Request:
Return, word for word, every line that follows.

━━━━━ The records ━━━━━

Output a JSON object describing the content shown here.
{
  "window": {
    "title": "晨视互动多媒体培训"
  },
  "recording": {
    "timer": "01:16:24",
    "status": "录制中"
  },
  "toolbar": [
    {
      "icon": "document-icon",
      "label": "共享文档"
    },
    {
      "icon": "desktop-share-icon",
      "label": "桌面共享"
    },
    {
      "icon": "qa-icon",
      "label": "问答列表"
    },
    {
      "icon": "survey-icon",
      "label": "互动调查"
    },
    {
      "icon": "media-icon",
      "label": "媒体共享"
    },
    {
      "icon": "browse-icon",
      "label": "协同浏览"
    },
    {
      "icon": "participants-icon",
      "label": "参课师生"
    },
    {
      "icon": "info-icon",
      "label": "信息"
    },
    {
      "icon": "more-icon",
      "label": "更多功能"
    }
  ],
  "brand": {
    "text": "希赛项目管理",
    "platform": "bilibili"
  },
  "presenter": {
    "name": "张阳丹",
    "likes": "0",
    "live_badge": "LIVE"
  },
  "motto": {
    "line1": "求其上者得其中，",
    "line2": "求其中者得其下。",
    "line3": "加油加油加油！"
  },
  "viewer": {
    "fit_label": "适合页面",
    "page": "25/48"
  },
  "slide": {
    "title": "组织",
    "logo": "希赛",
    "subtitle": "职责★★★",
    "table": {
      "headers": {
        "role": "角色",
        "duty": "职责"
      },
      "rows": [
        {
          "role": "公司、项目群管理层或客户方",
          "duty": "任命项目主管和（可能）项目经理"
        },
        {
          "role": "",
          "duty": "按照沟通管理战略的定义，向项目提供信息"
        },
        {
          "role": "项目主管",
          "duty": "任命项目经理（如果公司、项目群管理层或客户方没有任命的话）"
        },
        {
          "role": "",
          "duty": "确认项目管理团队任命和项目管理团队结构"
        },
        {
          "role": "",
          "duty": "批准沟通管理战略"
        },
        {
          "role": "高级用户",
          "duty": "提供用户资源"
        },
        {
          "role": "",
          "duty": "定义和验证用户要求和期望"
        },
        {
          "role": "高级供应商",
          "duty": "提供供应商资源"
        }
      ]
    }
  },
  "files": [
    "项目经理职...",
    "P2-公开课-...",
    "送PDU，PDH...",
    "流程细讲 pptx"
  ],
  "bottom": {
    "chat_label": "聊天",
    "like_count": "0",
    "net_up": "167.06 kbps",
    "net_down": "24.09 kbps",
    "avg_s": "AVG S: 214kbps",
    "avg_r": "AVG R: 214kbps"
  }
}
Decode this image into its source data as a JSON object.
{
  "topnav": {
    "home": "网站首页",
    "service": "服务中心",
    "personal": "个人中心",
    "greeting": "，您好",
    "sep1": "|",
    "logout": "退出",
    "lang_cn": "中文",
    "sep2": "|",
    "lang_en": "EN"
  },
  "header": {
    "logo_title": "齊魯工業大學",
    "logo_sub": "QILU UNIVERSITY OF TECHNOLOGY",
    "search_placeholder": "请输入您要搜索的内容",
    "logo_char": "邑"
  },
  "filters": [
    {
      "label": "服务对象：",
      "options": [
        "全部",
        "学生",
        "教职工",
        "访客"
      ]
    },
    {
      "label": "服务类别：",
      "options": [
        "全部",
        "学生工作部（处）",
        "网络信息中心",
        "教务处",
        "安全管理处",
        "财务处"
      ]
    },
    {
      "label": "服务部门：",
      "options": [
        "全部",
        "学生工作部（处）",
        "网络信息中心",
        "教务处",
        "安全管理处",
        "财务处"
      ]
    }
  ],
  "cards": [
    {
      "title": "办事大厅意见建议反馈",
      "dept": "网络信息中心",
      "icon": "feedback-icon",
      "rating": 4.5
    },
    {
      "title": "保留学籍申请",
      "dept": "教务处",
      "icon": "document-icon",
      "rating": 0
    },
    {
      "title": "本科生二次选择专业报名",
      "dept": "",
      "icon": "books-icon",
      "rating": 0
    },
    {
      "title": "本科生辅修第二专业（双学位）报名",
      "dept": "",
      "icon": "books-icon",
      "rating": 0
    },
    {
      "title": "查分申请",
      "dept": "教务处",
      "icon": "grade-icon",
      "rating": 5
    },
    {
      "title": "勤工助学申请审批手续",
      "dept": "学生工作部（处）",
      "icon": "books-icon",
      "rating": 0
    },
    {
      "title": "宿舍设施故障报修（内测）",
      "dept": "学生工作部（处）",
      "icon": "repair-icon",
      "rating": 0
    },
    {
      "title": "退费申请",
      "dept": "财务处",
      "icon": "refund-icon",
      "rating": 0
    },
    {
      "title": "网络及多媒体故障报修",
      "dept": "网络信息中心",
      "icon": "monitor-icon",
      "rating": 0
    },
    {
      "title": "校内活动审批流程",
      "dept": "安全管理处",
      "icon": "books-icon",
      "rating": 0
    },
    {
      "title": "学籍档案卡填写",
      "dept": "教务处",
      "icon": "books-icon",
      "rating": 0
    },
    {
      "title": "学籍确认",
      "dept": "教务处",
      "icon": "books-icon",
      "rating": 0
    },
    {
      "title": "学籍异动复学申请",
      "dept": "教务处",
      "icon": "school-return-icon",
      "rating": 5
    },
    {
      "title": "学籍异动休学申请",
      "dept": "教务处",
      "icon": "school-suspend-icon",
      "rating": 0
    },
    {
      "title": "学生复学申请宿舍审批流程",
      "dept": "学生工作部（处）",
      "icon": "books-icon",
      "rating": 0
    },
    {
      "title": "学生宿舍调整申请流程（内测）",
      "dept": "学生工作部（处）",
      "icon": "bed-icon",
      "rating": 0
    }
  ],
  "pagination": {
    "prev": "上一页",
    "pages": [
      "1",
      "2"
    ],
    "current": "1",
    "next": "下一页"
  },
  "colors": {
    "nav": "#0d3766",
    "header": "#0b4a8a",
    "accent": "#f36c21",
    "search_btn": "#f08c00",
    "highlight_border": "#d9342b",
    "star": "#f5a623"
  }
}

━━━━━

Full answer:
Output a JSON object describing the content shown here.
{
  "window": {
    "title": "晨视互动多媒体培训"
  },
  "recording": {
    "timer": "01:16:24",
    "status": "录制中"
  },
  "toolbar": [
    {
      "icon": "document-icon",
      "label": "共享文档"
    },
    {
      "icon": "desktop-share-icon",
      "label": "桌面共享"
    },
    {
      "icon": "qa-icon",
      "label": "问答列表"
    },
    {
      "icon": "survey-icon",
      "label": "互动调查"
    },
    {
      "icon": "media-icon",
      "label": "媒体共享"
    },
    {
      "icon": "browse-icon",
      "label": "协同浏览"
    },
    {
      "icon": "participants-icon",
      "label": "参课师生"
    },
    {
      "icon": "info-icon",
      "label": "信息"
    },
    {
      "icon": "more-icon",
      "label": "更多功能"
    }
  ],
  "brand": {
    "text": "希赛项目管理",
    "platform": "bilibili"
  },
  "presenter": {
    "name": "张阳丹",
    "likes": "0",
    "live_badge": "LIVE"
  },
  "motto": {
    "line1": "求其上者得其中，",
    "line2": "求其中者得其下。",
    "line3": "加油加油加油！"
  },
  "viewer": {
    "fit_label": "适合页面",
    "page": "25/48"
  },
  "slide": {
    "title": "组织",
    "logo": "希赛",
    "subtitle": "职责★★★",
    "table": {
      "headers": {
        "role": "角色",
        "duty": "职责"
      },
      "rows": [
        {
          "role": "公司、项目群管理层或客户方",
          "duty": "任命项目主管和（可能）项目经理"
        },
        {
          "role": "",
          "duty": "按照沟通管理战略的定义，向项目提供信息"
        },
        {
          "role": "项目主管",
          "duty": "任命项目经理（如果公司、项目群管理层或客户方没有任命的话）"
        },
        {
          "role": "",
          "duty": "确认项目管理团队任命和项目管理团队结构"
        },
        {
          "role": "",
          "duty": "批准沟通管理战略"
        },
        {
          "role": "高级用户",
          "duty": "提供用户资源"
        },
        {
          "role": "",
          "duty": "定义和验证用户要求和期望"
        },
        {
          "role": "高级供应商",
          "duty": "提供供应商资源"
        }
      ]
    }
  },
  "files": [
    "项目经理职...",
    "P2-公开课-...",
    "送PDU，PDH...",
    "流程细讲 pptx"
  ],
  "bottom": {
    "chat_label": "聊天",
    "like_count": "0",
    "net_up": "167.06 kbps",
    "net_down": "24.09 kbps",
    "avg_s": "AVG S: 214kbps",
    "avg_r": "AVG R: 214kbps"
  }
}
Decode this image into its source data as a JSON object.
{
  "topnav": {
    "home": "网站首页",
    "service": "服务中心",
    "personal": "个人中心",
    "greeting": "，您好",
    "sep1": "|",
    "logout": "退出",
    "lang_cn": "中文",
    "sep2": "|",
    "lang_en": "EN"
  },
  "header": {
    "logo_title": "齊魯工業大學",
    "logo_sub": "QILU UNIVERSITY OF TECHNOLOGY",
    "search_placeholder": "请输入您要搜索的内容",
    "logo_char": "邑"
  },
  "filters": [
    {
      "label": "服务对象：",
      "options": [
        "全部",
        "学生",
        "教职工",
        "访客"
      ]
    },
    {
      "label": "服务类别：",
      "options": [
        "全部",
        "学生工作部（处）",
        "网络信息中心",
        "教务处",
        "安全管理处",
        "财务处"
      ]
    },
    {
      "label": "服务部门：",
      "options": [
        "全部",
        "学生工作部（处）",
        "网络信息中心",
        "教务处",
        "安全管理处",
        "财务处"
      ]
    }
  ],
  "cards": [
    {
      "title": "办事大厅意见建议反馈",
      "dept": "网络信息中心",
      "icon": "feedback-icon",
      "rating": 4.5
    },
    {
      "title": "保留学籍申请",
      "dept": "教务处",
      "icon": "document-icon",
      "rating": 0
    },
    {
      "title": "本科生二次选择专业报名",
      "dept": "",
      "icon": "books-icon",
      "rating": 0
    },
    {
      "title": "本科生辅修第二专业（双学位）报名",
      "dept": "",
      "icon": "books-icon",
      "rating": 0
    },
    {
      "title": "查分申请",
      "dept": "教务处",
      "icon": "grade-icon",
      "rating": 5
    },
    {
      "title": "勤工助学申请审批手续",
      "dept": "学生工作部（处）",
      "icon": "books-icon",
      "rating": 0
    },
    {
      "title": "宿舍设施故障报修（内测）",
      "dept": "学生工作部（处）",
      "icon": "repair-icon",
      "rating": 0
    },
    {
      "title": "退费申请",
      "dept": "财务处",
      "icon": "refund-icon",
      "rating": 0
    },
    {
      "title": "网络及多媒体故障报修",
      "dept": "网络信息中心",
      "icon": "monitor-icon",
      "rating": 0
    },
    {
      "title": "校内活动审批流程",
      "dept": "安全管理处",
      "icon": "books-icon",
      "rating": 0
    },
    {
      "title": "学籍档案卡填写",
      "dept": "教务处",
      "icon": "books-icon",
      "rating": 0
    },
    {
      "title": "学籍确认",
      "dept": "教务处",
      "icon": "books-icon",
      "rating": 0
    },
    {
      "title": "学籍异动复学申请",
      "dept": "教务处",
      "icon": "school-return-icon",
      "rating": 5
    },
    {
      "title": "学籍异动休学申请",
      "dept": "教务处",
      "icon": "school-suspend-icon",
      "rating": 0
    },
    {
      "title": "学生复学申请宿舍审批流程",
      "dept": "学生工作部（处）",
      "icon": "books-icon",
      "rating": 0
    },
    {
      "title": "学生宿舍调整申请流程（内测）",
      "dept": "学生工作部（处）",
      "icon": "bed-icon",
      "rating": 0
    }
  ],
  "pagination": {
    "prev": "上一页",
    "pages": [
      "1",
      "2"
    ],
    "current": "1",
    "next": "下一页"
  },
  "colors": {
    "nav": "#0d3766",
    "header": "#0b4a8a",
    "accent": "#f36c21",
    "search_btn": "#f08c00",
    "highlight_border": "#d9342b",
    "star": "#f5a623"
  }
}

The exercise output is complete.